**RECORD EXCERPTS:**
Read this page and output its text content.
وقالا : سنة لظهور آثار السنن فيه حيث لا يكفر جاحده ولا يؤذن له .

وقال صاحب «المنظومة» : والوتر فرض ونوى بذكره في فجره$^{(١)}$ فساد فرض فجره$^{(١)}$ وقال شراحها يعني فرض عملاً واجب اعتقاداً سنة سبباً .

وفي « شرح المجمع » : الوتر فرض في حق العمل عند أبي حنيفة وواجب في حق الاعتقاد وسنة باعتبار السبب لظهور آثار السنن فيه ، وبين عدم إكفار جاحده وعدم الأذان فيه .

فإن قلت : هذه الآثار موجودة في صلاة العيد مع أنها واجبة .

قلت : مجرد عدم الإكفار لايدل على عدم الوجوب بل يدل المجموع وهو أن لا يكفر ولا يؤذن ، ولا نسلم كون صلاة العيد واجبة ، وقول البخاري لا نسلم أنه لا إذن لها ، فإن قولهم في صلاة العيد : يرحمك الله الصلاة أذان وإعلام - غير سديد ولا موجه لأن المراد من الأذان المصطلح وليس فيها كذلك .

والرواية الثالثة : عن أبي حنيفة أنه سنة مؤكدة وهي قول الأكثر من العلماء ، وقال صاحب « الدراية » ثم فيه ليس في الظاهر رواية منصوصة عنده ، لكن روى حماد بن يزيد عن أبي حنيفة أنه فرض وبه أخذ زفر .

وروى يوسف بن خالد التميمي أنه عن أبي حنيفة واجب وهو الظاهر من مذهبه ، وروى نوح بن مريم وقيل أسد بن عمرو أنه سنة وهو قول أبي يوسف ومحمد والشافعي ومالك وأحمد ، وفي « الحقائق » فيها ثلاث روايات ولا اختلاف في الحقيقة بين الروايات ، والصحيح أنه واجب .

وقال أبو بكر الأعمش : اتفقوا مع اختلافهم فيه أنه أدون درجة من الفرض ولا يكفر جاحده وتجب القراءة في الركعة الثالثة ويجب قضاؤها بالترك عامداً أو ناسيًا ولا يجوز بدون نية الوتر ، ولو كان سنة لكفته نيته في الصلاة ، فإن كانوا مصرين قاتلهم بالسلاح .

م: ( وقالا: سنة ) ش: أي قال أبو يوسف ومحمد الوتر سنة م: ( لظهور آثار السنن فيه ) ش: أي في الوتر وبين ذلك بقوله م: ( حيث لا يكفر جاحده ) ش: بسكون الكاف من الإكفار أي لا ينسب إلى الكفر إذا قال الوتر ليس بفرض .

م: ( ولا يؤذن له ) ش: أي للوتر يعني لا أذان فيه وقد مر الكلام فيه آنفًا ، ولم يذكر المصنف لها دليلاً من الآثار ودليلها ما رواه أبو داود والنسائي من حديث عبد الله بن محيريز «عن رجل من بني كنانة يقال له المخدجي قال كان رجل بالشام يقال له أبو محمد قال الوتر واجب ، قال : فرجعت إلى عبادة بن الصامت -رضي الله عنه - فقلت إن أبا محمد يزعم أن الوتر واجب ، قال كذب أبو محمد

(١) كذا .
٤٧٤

**WHAT TO PRODUCE:** Above are entries; state the number of lines among them that contain "فيها", and nothing else.

**WRITTEN RESPONSE:** 2